- _WHAT IS EXPECTED_
Look through the data below. Collect every line where the word "toutes" occurs.

Dataset records
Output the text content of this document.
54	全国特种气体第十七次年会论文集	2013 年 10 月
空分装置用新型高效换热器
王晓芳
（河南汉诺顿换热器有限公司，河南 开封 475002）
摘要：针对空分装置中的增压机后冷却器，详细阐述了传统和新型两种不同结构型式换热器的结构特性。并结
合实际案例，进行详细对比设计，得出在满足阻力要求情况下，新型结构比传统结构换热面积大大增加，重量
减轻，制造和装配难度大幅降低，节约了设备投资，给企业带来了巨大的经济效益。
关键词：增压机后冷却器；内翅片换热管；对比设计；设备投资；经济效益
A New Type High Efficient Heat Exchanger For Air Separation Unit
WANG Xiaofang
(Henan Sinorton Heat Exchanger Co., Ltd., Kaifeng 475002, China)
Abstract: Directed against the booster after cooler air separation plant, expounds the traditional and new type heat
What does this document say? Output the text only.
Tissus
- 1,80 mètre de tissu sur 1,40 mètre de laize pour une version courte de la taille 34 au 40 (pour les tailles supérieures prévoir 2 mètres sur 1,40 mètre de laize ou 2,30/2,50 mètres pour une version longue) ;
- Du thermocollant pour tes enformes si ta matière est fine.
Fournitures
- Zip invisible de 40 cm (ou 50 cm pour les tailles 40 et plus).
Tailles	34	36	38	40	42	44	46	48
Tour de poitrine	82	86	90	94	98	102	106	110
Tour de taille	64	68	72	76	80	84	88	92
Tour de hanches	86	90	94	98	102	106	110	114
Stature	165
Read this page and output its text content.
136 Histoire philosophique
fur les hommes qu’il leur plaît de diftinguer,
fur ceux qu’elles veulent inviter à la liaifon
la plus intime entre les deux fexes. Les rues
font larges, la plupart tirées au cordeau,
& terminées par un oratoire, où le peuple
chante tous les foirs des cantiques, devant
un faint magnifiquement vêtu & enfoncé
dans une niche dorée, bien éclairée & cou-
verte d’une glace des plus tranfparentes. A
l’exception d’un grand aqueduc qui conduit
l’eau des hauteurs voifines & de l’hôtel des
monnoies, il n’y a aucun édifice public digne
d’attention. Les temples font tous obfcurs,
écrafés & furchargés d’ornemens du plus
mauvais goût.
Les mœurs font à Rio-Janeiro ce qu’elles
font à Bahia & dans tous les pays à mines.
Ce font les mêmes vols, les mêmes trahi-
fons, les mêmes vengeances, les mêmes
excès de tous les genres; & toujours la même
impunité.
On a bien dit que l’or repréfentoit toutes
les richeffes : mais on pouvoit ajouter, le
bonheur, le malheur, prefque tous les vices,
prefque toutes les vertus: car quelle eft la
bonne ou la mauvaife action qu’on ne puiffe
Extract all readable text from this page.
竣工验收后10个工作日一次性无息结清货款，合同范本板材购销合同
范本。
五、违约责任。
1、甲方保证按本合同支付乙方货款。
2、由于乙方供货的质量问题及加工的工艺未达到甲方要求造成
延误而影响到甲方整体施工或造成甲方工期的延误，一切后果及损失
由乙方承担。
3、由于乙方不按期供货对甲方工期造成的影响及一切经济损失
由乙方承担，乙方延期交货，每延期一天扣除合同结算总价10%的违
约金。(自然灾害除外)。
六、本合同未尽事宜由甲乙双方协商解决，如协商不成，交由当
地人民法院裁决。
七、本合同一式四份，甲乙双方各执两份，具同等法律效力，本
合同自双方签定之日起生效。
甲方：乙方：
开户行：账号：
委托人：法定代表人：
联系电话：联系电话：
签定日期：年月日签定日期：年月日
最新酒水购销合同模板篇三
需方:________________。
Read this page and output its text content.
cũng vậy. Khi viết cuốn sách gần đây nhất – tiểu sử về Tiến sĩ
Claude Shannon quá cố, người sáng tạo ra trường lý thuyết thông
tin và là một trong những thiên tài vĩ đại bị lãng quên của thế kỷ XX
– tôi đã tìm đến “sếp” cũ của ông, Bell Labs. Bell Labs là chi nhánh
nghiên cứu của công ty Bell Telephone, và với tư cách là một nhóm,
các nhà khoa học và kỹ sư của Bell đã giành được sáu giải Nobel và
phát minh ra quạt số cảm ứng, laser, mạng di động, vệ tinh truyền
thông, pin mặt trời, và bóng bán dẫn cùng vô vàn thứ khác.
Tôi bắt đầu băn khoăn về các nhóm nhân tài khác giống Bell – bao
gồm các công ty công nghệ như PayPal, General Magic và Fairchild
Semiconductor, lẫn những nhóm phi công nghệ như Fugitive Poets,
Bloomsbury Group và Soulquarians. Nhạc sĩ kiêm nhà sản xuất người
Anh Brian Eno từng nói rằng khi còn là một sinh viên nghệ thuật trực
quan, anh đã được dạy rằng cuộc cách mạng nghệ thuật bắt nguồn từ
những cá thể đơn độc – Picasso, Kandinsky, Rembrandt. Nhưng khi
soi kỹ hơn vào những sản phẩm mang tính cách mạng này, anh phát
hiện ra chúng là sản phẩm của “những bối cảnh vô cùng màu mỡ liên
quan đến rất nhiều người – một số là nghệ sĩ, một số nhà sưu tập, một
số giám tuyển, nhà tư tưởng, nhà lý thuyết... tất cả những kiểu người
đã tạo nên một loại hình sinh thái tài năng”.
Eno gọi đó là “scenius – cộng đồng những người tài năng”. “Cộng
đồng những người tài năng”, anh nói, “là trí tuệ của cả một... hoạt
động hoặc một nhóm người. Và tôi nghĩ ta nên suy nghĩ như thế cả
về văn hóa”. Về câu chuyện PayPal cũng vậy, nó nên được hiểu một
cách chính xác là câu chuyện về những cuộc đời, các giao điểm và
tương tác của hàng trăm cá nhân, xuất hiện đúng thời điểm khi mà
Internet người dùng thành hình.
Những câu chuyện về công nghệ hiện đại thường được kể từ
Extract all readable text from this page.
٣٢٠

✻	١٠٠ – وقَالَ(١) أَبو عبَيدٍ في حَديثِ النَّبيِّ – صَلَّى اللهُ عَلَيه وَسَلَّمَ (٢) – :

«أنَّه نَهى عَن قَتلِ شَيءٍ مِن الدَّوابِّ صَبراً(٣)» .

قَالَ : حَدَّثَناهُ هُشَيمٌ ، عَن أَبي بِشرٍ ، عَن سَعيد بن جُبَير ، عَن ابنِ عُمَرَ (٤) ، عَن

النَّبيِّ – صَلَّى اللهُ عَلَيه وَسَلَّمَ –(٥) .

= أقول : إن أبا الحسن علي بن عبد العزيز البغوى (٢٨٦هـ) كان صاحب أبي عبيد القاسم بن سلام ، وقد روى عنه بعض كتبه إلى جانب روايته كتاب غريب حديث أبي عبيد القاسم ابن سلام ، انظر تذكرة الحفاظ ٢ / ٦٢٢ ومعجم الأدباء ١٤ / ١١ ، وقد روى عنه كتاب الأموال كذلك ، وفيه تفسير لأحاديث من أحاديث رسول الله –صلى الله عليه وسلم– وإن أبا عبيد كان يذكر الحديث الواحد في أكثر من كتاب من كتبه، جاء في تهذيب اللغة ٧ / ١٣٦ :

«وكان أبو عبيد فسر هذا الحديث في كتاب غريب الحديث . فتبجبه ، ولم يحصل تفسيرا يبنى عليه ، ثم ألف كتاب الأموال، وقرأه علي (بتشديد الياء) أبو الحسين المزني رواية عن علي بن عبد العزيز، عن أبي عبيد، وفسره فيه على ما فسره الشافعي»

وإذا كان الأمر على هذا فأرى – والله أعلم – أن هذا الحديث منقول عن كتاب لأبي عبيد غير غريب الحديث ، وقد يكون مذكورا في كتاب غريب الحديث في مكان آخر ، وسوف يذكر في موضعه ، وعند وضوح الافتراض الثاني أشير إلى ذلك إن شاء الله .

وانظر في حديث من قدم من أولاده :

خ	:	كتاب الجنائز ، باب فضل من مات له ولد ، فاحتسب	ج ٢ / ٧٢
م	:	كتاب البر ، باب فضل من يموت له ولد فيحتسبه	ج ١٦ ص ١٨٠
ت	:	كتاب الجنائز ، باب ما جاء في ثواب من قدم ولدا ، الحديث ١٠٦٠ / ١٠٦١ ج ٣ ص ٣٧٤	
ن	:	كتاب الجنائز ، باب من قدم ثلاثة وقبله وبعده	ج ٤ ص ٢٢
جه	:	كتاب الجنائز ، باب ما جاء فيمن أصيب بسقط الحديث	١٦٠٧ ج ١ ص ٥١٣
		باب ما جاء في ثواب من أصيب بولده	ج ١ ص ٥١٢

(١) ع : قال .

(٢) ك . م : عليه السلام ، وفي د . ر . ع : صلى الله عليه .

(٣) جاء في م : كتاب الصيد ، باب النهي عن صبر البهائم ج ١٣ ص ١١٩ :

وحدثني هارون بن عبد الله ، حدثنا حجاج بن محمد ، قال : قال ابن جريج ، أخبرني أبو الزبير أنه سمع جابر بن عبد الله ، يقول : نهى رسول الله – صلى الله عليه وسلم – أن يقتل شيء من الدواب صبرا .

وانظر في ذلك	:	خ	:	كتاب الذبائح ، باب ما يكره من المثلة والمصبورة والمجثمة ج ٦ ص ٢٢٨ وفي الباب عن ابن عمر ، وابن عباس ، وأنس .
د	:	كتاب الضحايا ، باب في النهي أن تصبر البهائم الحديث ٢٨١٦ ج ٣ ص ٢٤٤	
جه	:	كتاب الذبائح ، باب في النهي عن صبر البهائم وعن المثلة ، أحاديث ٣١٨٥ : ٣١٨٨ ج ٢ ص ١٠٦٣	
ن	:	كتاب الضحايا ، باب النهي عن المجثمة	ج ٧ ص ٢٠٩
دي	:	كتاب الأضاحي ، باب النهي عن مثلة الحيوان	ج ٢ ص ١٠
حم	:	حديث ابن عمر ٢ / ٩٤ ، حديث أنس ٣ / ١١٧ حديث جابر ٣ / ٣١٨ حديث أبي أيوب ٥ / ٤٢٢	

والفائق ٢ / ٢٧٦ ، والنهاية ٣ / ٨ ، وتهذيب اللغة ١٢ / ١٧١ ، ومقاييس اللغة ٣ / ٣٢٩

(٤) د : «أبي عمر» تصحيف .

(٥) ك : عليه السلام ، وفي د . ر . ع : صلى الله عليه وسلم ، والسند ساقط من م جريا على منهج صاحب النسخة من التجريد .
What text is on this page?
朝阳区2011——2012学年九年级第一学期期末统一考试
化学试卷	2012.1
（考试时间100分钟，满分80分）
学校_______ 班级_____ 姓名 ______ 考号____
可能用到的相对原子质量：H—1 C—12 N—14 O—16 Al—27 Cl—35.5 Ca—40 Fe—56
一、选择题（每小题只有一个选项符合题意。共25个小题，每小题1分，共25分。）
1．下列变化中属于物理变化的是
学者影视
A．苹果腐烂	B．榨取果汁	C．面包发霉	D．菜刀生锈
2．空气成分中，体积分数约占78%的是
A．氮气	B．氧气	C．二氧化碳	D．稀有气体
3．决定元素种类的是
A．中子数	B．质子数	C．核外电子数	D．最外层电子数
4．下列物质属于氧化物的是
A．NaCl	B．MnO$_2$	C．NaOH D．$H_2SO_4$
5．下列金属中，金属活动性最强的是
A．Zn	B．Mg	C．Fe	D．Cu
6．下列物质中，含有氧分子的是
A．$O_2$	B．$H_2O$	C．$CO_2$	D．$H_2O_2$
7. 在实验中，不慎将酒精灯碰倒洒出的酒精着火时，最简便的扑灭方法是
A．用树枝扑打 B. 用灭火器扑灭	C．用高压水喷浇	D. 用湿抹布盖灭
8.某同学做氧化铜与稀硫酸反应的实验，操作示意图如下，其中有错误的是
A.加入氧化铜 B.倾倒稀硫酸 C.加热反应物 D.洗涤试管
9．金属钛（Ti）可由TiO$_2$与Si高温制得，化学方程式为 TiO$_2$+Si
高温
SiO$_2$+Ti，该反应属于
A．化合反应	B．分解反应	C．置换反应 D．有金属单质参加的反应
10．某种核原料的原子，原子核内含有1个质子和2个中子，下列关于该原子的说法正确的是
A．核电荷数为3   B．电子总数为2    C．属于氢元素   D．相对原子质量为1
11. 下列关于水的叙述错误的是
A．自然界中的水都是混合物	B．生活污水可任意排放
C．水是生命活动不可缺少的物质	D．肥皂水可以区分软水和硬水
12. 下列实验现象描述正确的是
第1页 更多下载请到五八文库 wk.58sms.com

- _SOLUTION FOR THIS TASK_
On a bien dit que l’or repréfentoit toutes
prefque toutes les vertus: car quelle eft la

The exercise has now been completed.